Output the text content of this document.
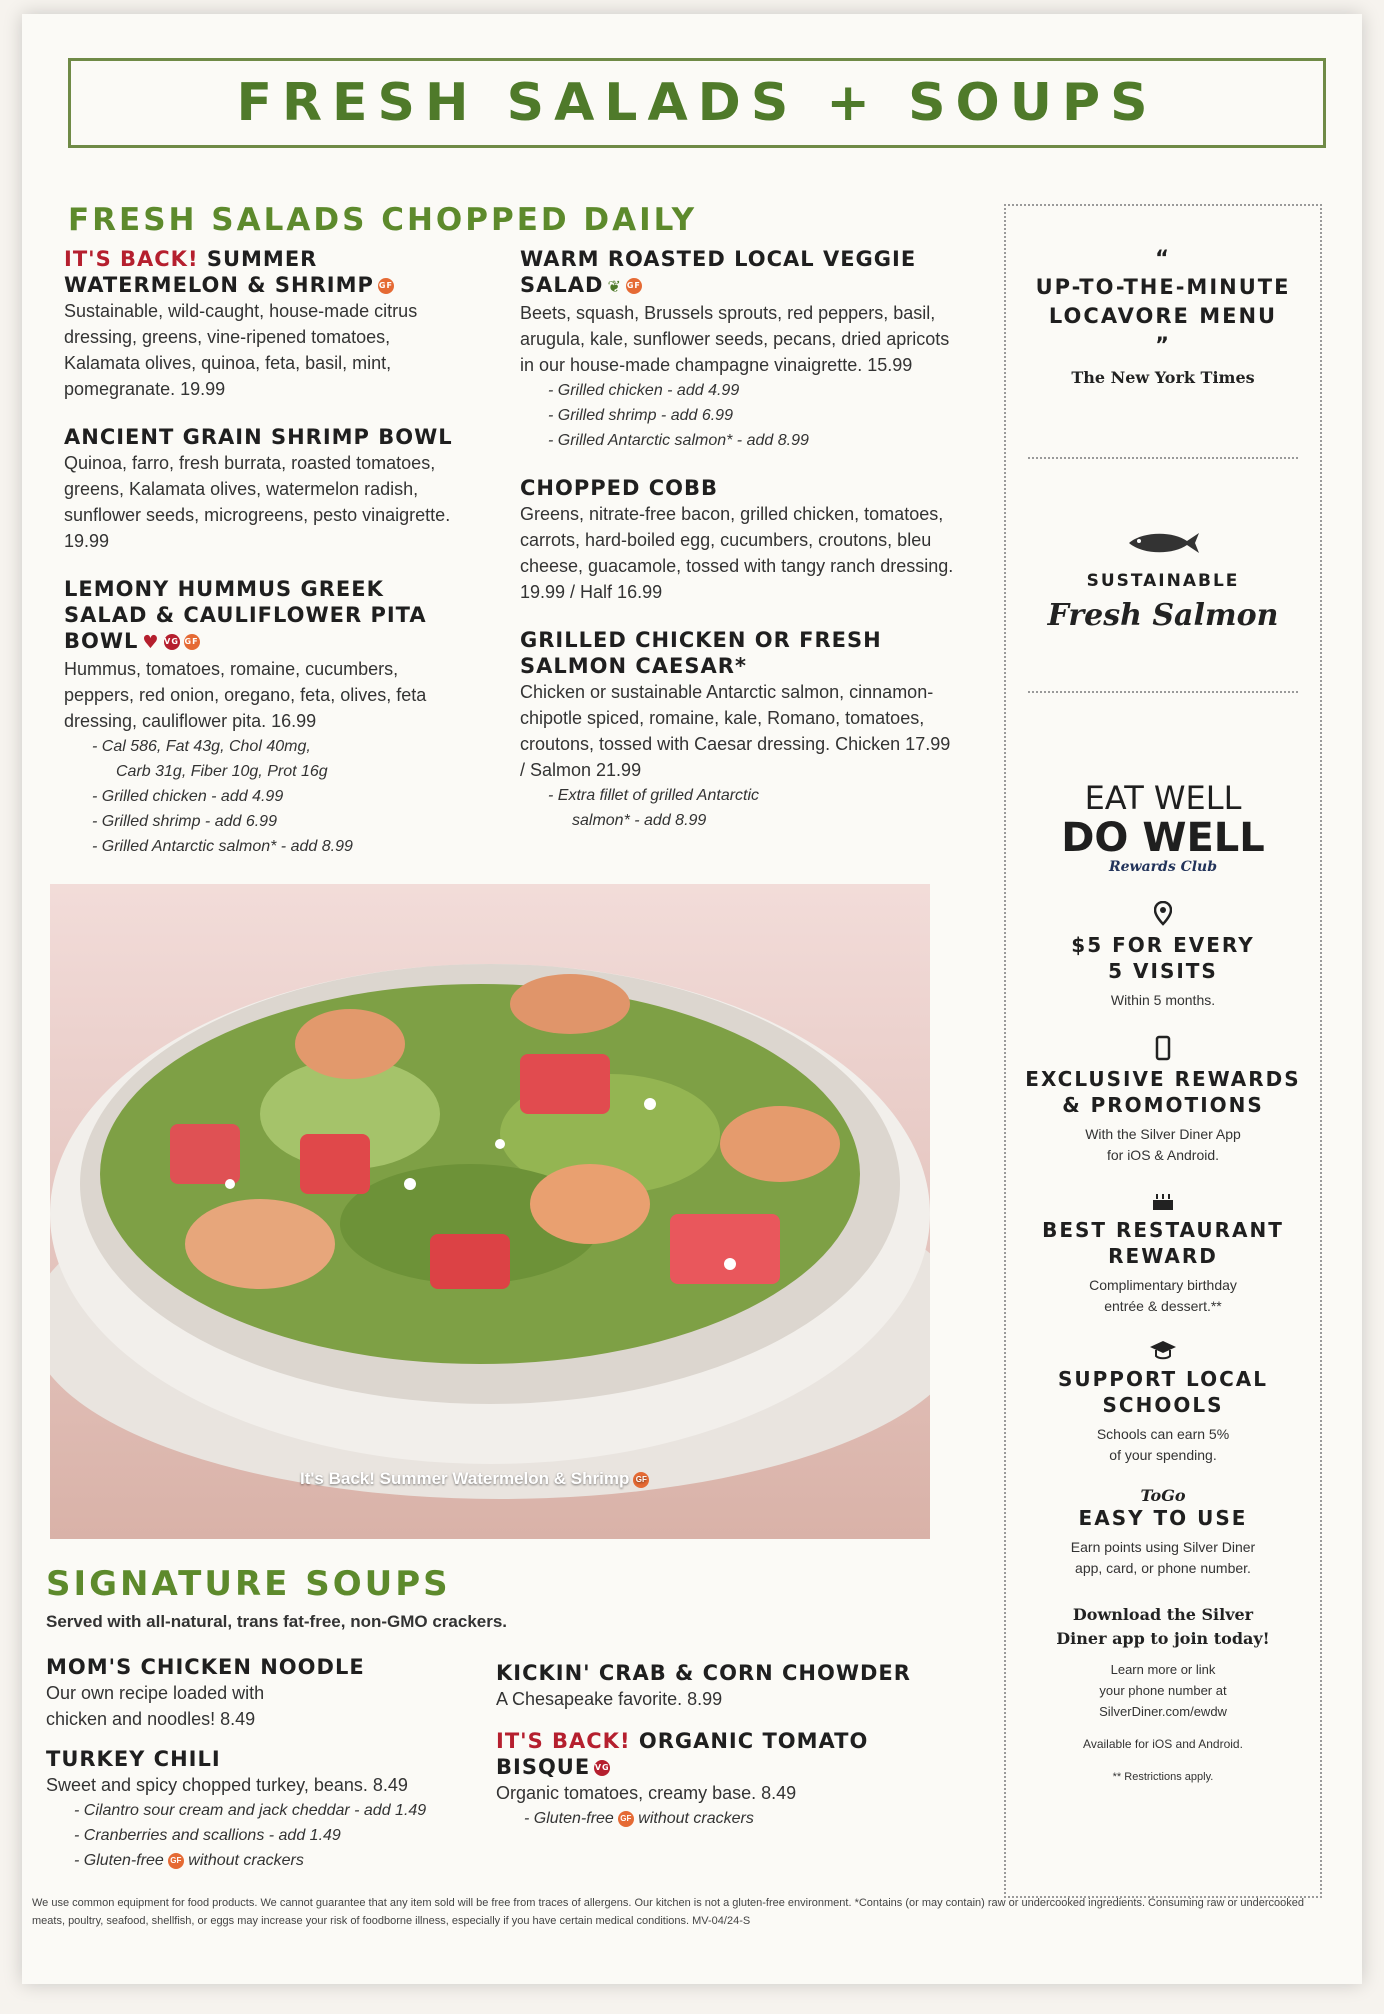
FRESH SALADS + SOUPS
FRESH SALADS CHOPPED DAILY
IT'S BACK! SUMMER WATERMELON & SHRIMP GF
Sustainable, wild-caught, house-made citrus dressing, greens, vine-ripened tomatoes, Kalamata olives, quinoa, feta, basil, mint, pomegranate. 19.99
ANCIENT GRAIN SHRIMP BOWL
Quinoa, farro, fresh burrata, roasted tomatoes, greens, Kalamata olives, watermelon radish, sunflower seeds, microgreens, pesto vinaigrette. 19.99
LEMONY HUMMUS GREEK SALAD & CAULIFLOWER PITA BOWL ♥ VG GF
Hummus, tomatoes, romaine, cucumbers, peppers, red onion, oregano, feta, olives, feta dressing, cauliflower pita. 16.99
- Cal 586, Fat 43g, Chol 40mg,
Carb 31g, Fiber 10g, Prot 16g
- Grilled chicken - add 4.99
- Grilled shrimp - add 6.99
- Grilled Antarctic salmon* - add 8.99
WARM ROASTED LOCAL VEGGIE SALAD ❦ GF
Beets, squash, Brussels sprouts, red peppers, basil, arugula, kale, sunflower seeds, pecans, dried apricots in our house-made champagne vinaigrette. 15.99
- Grilled chicken - add 4.99
- Grilled shrimp - add 6.99
- Grilled Antarctic salmon* - add 8.99
CHOPPED COBB
Greens, nitrate-free bacon, grilled chicken, tomatoes, carrots, hard-boiled egg, cucumbers, croutons, bleu cheese, guacamole, tossed with tangy ranch dressing. 19.99 / Half 16.99
GRILLED CHICKEN OR FRESH SALMON CAESAR*
Chicken or sustainable Antarctic salmon, cinnamon-chipotle spiced, romaine, kale, Romano, tomatoes, croutons, tossed with Caesar dressing. Chicken 17.99 / Salmon 21.99
- Extra fillet of grilled Antarctic
salmon* - add 8.99
It's Back! Summer Watermelon & Shrimp GF
SIGNATURE SOUPS
Served with all-natural, trans fat-free, non-GMO crackers.
MOM'S CHICKEN NOODLE
Our own recipe loaded with chicken and noodles! 8.49
TURKEY CHILI
Sweet and spicy chopped turkey, beans. 8.49
- Cilantro sour cream and jack cheddar - add 1.49
- Cranberries and scallions - add 1.49
- Gluten-free GF without crackers
KICKIN' CRAB & CORN CHOWDER
A Chesapeake favorite. 8.99
IT'S BACK! ORGANIC TOMATO BISQUE VG
Organic tomatoes, creamy base. 8.49
- Gluten-free GF without crackers
“
UP-TO-THE-MINUTE
LOCAVORE MENU
”
The New York Times
SUSTAINABLE
Fresh Salmon
EAT WELL
DO WELL
Rewards Club
$5 FOR EVERY
5 VISITS
Within 5 months.
EXCLUSIVE REWARDS
& PROMOTIONS
With the Silver Diner App
for iOS & Android.
BEST RESTAURANT
REWARD
Complimentary birthday
entrée & dessert.**
SUPPORT LOCAL
SCHOOLS
Schools can earn 5%
of your spending.
ToGo
EASY TO USE
Earn points using Silver Diner
app, card, or phone number.
Download the Silver
Diner app to join today!
Learn more or link
your phone number at
SilverDiner.com/ewdw
Available for iOS and Android.
** Restrictions apply.
We use common equipment for food products. We cannot guarantee that any item sold will be free from traces of allergens. Our kitchen is not a gluten-free environment. *Contains (or may contain) raw or undercooked ingredients. Consuming raw or undercooked meats, poultry, seafood, shellfish, or eggs may increase your risk of foodborne illness, especially if you have certain medical conditions. MV-04/24-S
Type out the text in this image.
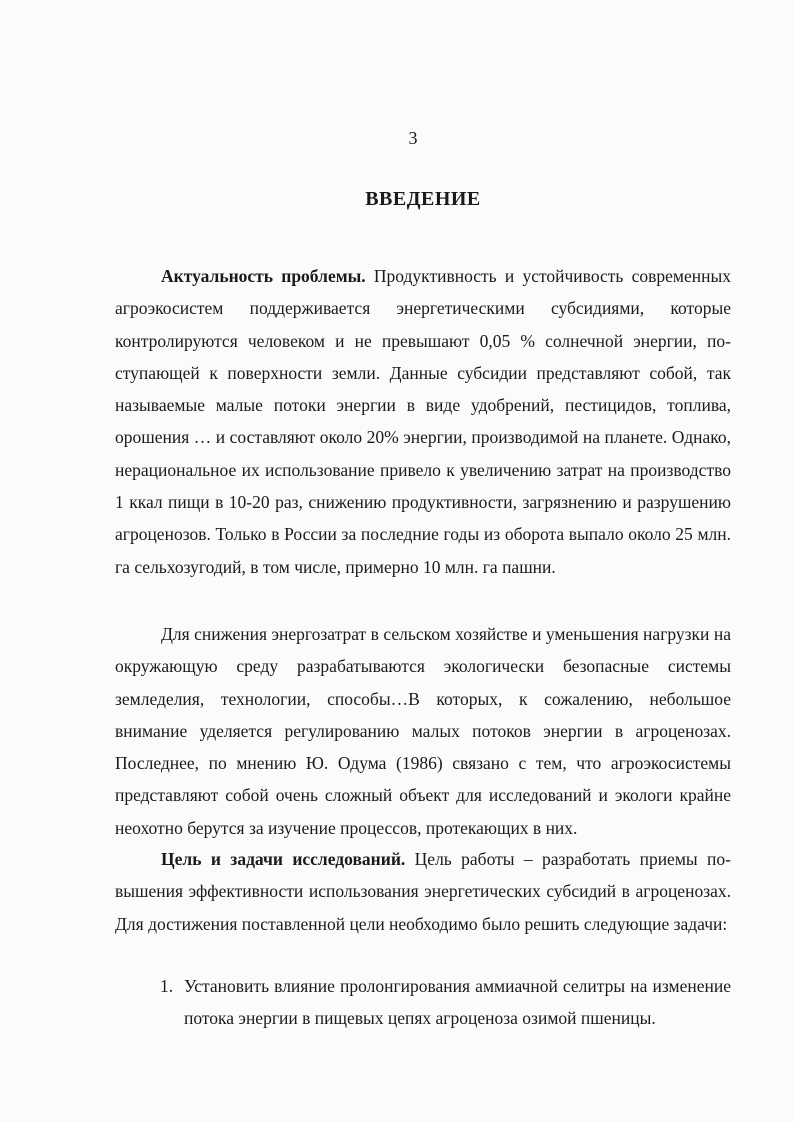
3
ВВЕДЕНИЕ

Актуальность проблемы. Продуктивность и устойчивость современных агроэкосистем поддерживается энергетическими субсидиями, которые контролируются человеком и не превышают 0,05 % солнечной энергии, поступающей к поверхности земли. Данные субсидии представляют собой, так называемые малые потоки энергии в виде удобрений, пестицидов, топлива, орошения … и составляют около 20% энергии, производимой на планете. Однако, нерациональное их использование привело к увеличению затрат на производство 1 ккал пищи в 10-20 раз, снижению продуктивности, загрязнению и разрушению агроценозов. Только в России за последние годы из оборота выпало около 25 млн. га сельхозугодий, в том числе, примерно 10 млн. га пашни.

Для снижения энергозатрат в сельском хозяйстве и уменьшения нагрузки на окружающую среду разрабатываются экологически безопасные системы земледелия, технологии, способы…В которых, к сожалению, небольшое внимание уделяется регулированию малых потоков энергии в агроценозах. Последнее, по мнению Ю. Одума (1986) связано с тем, что агроэкосистемы представляют собой очень сложный объект для исследований и экологи крайне неохотно берутся за изучение процессов, протекающих в них.

Цель и задачи исследований. Цель работы – разработать приемы повышения эффективности использования энергетических субсидий в агроценозах. Для достижения поставленной цели необходимо было решить следующие задачи:

1. Установить влияние пролонгирования аммиачной селитры на изменение потока энергии в пищевых цепях агроценоза озимой пшеницы.
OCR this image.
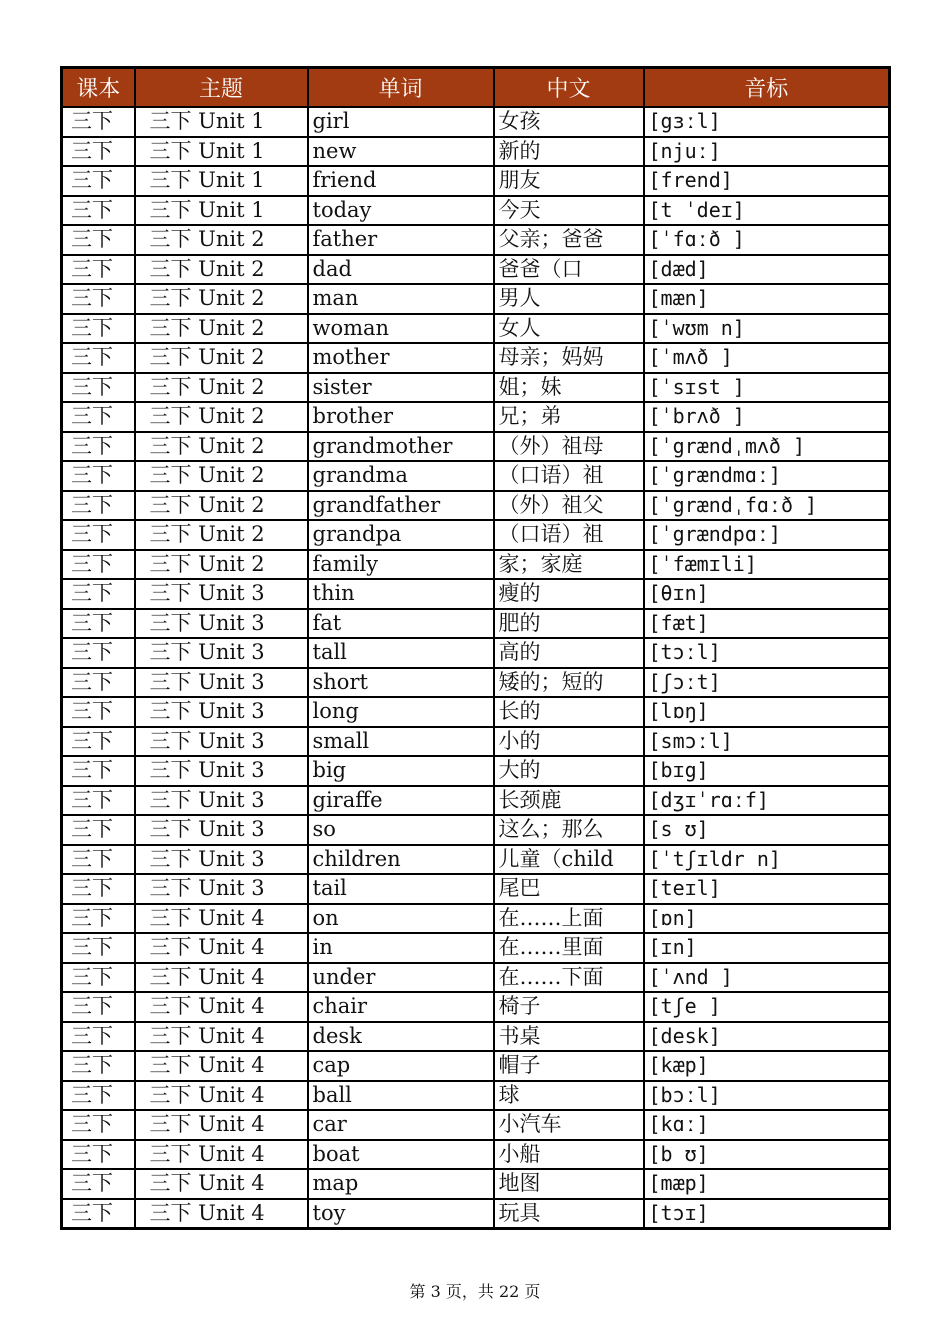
课本	主题	单词	中文	音标
三下	三下 Unit 1	girl	女孩	[gɜːl]
三下	三下 Unit 1	new	新的	[njuː]
三下	三下 Unit 1	friend	朋友	[frend]
三下	三下 Unit 1	today	今天	[t ˈdeɪ]
三下	三下 Unit 2	father	父亲；爸爸	[ˈfɑːð ]
三下	三下 Unit 2	dad	爸爸（口	[dæd]
三下	三下 Unit 2	man	男人	[mæn]
三下	三下 Unit 2	woman	女人	[ˈwʊm n]
三下	三下 Unit 2	mother	母亲；妈妈	[ˈmʌð ]
三下	三下 Unit 2	sister	姐；妹	[ˈsɪst ]
三下	三下 Unit 2	brother	兄；弟	[ˈbrʌð ]
三下	三下 Unit 2	grandmother	（外）祖母	[ˈgrændˌmʌð ]
三下	三下 Unit 2	grandma	（口语）祖	[ˈgrændmɑː]
三下	三下 Unit 2	grandfather	（外）祖父	[ˈgrændˌfɑːð ]
三下	三下 Unit 2	grandpa	（口语）祖	[ˈgrændpɑː]
三下	三下 Unit 2	family	家；家庭	[ˈfæmɪli]
三下	三下 Unit 3	thin	瘦的	[θɪn]
三下	三下 Unit 3	fat	肥的	[fæt]
三下	三下 Unit 3	tall	高的	[tɔːl]
三下	三下 Unit 3	short	矮的；短的	[ʃɔːt]
三下	三下 Unit 3	long	长的	[lɒŋ]
三下	三下 Unit 3	small	小的	[smɔːl]
三下	三下 Unit 3	big	大的	[bɪg]
三下	三下 Unit 3	giraffe	长颈鹿	[dʒɪˈrɑːf]
三下	三下 Unit 3	so	这么；那么	[s ʊ]
三下	三下 Unit 3	children	儿童（child	[ˈtʃɪldr n]
三下	三下 Unit 3	tail	尾巴	[teɪl]
三下	三下 Unit 4	on	在……上面	[ɒn]
三下	三下 Unit 4	in	在……里面	[ɪn]
三下	三下 Unit 4	under	在……下面	[ˈʌnd ]
三下	三下 Unit 4	chair	椅子	[tʃe ]
三下	三下 Unit 4	desk	书桌	[desk]
三下	三下 Unit 4	cap	帽子	[kæp]
三下	三下 Unit 4	ball	球	[bɔːl]
三下	三下 Unit 4	car	小汽车	[kɑː]
三下	三下 Unit 4	boat	小船	[b ʊ]
三下	三下 Unit 4	map	地图	[mæp]
三下	三下 Unit 4	toy	玩具	[tɔɪ]
第 3 页，共 22 页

--------------------------------------------------

* [EXERCISE DESCRIPTION] Repeat the data exactly, dropping every picture it holds.

* [ANSWER TO THIS TASK]
Output the text content of this document.
FRESH SALADS + SOUPS
FRESH SALADS CHOPPED DAILY
IT'S BACK! SUMMER WATERMELON & SHRIMP GF
Sustainable, wild-caught, house-made citrus dressing, greens, vine-ripened tomatoes, Kalamata olives, quinoa, feta, basil, mint, pomegranate. 19.99
ANCIENT GRAIN SHRIMP BOWL
Quinoa, farro, fresh burrata, roasted tomatoes, greens, Kalamata olives, watermelon radish, sunflower seeds, microgreens, pesto vinaigrette. 19.99
LEMONY HUMMUS GREEK SALAD & CAULIFLOWER PITA BOWL ♥ VG GF
Hummus, tomatoes, romaine, cucumbers, peppers, red onion, oregano, feta, olives, feta dressing, cauliflower pita. 16.99
- Cal 586, Fat 43g, Chol 40mg,
Carb 31g, Fiber 10g, Prot 16g
- Grilled chicken - add 4.99
- Grilled shrimp - add 6.99
- Grilled Antarctic salmon* - add 8.99
WARM ROASTED LOCAL VEGGIE SALAD ❦ GF
Beets, squash, Brussels sprouts, red peppers, basil, arugula, kale, sunflower seeds, pecans, dried apricots in our house-made champagne vinaigrette. 15.99
- Grilled chicken - add 4.99
- Grilled shrimp - add 6.99
- Grilled Antarctic salmon* - add 8.99
CHOPPED COBB
Greens, nitrate-free bacon, grilled chicken, tomatoes, carrots, hard-boiled egg, cucumbers, croutons, bleu cheese, guacamole, tossed with tangy ranch dressing. 19.99 / Half 16.99
GRILLED CHICKEN OR FRESH SALMON CAESAR*
Chicken or sustainable Antarctic salmon, cinnamon-chipotle spiced, romaine, kale, Romano, tomatoes, croutons, tossed with Caesar dressing. Chicken 17.99 / Salmon 21.99
- Extra fillet of grilled Antarctic
salmon* - add 8.99
It's Back! Summer Watermelon & Shrimp GF
SIGNATURE SOUPS
Served with all-natural, trans fat-free, non-GMO crackers.
MOM'S CHICKEN NOODLE
Our own recipe loaded with chicken and noodles! 8.49
TURKEY CHILI
Sweet and spicy chopped turkey, beans. 8.49
- Cilantro sour cream and jack cheddar - add 1.49
- Cranberries and scallions - add 1.49
- Gluten-free GF without crackers
KICKIN' CRAB & CORN CHOWDER
A Chesapeake favorite. 8.99
IT'S BACK! ORGANIC TOMATO BISQUE VG
Organic tomatoes, creamy base. 8.49
- Gluten-free GF without crackers
“
UP-TO-THE-MINUTE
LOCAVORE MENU
”
The New York Times
SUSTAINABLE
Fresh Salmon
EAT WELL
DO WELL
Rewards Club
$5 FOR EVERY
5 VISITS
Within 5 months.
EXCLUSIVE REWARDS
& PROMOTIONS
With the Silver Diner App
for iOS & Android.
BEST RESTAURANT
REWARD
Complimentary birthday
entrée & dessert.**
SUPPORT LOCAL
SCHOOLS
Schools can earn 5%
of your spending.
ToGo
EASY TO USE
Earn points using Silver Diner
app, card, or phone number.
Download the Silver
Diner app to join today!
Learn more or link
your phone number at
SilverDiner.com/ewdw
Available for iOS and Android.
** Restrictions apply.
We use common equipment for food products. We cannot guarantee that any item sold will be free from traces of allergens. Our kitchen is not a gluten-free environment. *Contains (or may contain) raw or undercooked ingredients. Consuming raw or undercooked meats, poultry, seafood, shellfish, or eggs may increase your risk of foodborne illness, especially if you have certain medical conditions. MV-04/24-S
Type out the text in this image.
3
ВВЕДЕНИЕ

Актуальность проблемы. Продуктивность и устойчивость современных агроэкосистем поддерживается энергетическими субсидиями, которые контролируются человеком и не превышают 0,05 % солнечной энергии, поступающей к поверхности земли. Данные субсидии представляют собой, так называемые малые потоки энергии в виде удобрений, пестицидов, топлива, орошения … и составляют около 20% энергии, производимой на планете. Однако, нерациональное их использование привело к увеличению затрат на производство 1 ккал пищи в 10-20 раз, снижению продуктивности, загрязнению и разрушению агроценозов. Только в России за последние годы из оборота выпало около 25 млн. га сельхозугодий, в том числе, примерно 10 млн. га пашни.

Для снижения энергозатрат в сельском хозяйстве и уменьшения нагрузки на окружающую среду разрабатываются экологически безопасные системы земледелия, технологии, способы…В которых, к сожалению, небольшое внимание уделяется регулированию малых потоков энергии в агроценозах. Последнее, по мнению Ю. Одума (1986) связано с тем, что агроэкосистемы представляют собой очень сложный объект для исследований и экологи крайне неохотно берутся за изучение процессов, протекающих в них.

Цель и задачи исследований. Цель работы – разработать приемы повышения эффективности использования энергетических субсидий в агроценозах. Для достижения поставленной цели необходимо было решить следующие задачи:

1. Установить влияние пролонгирования аммиачной селитры на изменение потока энергии в пищевых цепях агроценоза озимой пшеницы.
OCR this image.
课本	主题	单词	中文	音标
三下	三下 Unit 1	girl	女孩	[gɜːl]
三下	三下 Unit 1	new	新的	[njuː]
三下	三下 Unit 1	friend	朋友	[frend]
三下	三下 Unit 1	today	今天	[t ˈdeɪ]
三下	三下 Unit 2	father	父亲；爸爸	[ˈfɑːð ]
三下	三下 Unit 2	dad	爸爸（口	[dæd]
三下	三下 Unit 2	man	男人	[mæn]
三下	三下 Unit 2	woman	女人	[ˈwʊm n]
三下	三下 Unit 2	mother	母亲；妈妈	[ˈmʌð ]
三下	三下 Unit 2	sister	姐；妹	[ˈsɪst ]
三下	三下 Unit 2	brother	兄；弟	[ˈbrʌð ]
三下	三下 Unit 2	grandmother	（外）祖母	[ˈgrændˌmʌð ]
三下	三下 Unit 2	grandma	（口语）祖	[ˈgrændmɑː]
三下	三下 Unit 2	grandfather	（外）祖父	[ˈgrændˌfɑːð ]
三下	三下 Unit 2	grandpa	（口语）祖	[ˈgrændpɑː]
三下	三下 Unit 2	family	家；家庭	[ˈfæmɪli]
三下	三下 Unit 3	thin	瘦的	[θɪn]
三下	三下 Unit 3	fat	肥的	[fæt]
三下	三下 Unit 3	tall	高的	[tɔːl]
三下	三下 Unit 3	short	矮的；短的	[ʃɔːt]
三下	三下 Unit 3	long	长的	[lɒŋ]
三下	三下 Unit 3	small	小的	[smɔːl]
三下	三下 Unit 3	big	大的	[bɪg]
三下	三下 Unit 3	giraffe	长颈鹿	[dʒɪˈrɑːf]
三下	三下 Unit 3	so	这么；那么	[s ʊ]
三下	三下 Unit 3	children	儿童（child	[ˈtʃɪldr n]
三下	三下 Unit 3	tail	尾巴	[teɪl]
三下	三下 Unit 4	on	在……上面	[ɒn]
三下	三下 Unit 4	in	在……里面	[ɪn]
三下	三下 Unit 4	under	在……下面	[ˈʌnd ]
三下	三下 Unit 4	chair	椅子	[tʃe ]
三下	三下 Unit 4	desk	书桌	[desk]
三下	三下 Unit 4	cap	帽子	[kæp]
三下	三下 Unit 4	ball	球	[bɔːl]
三下	三下 Unit 4	car	小汽车	[kɑː]
三下	三下 Unit 4	boat	小船	[b ʊ]
三下	三下 Unit 4	map	地图	[mæp]
三下	三下 Unit 4	toy	玩具	[tɔɪ]
第 3 页，共 22 页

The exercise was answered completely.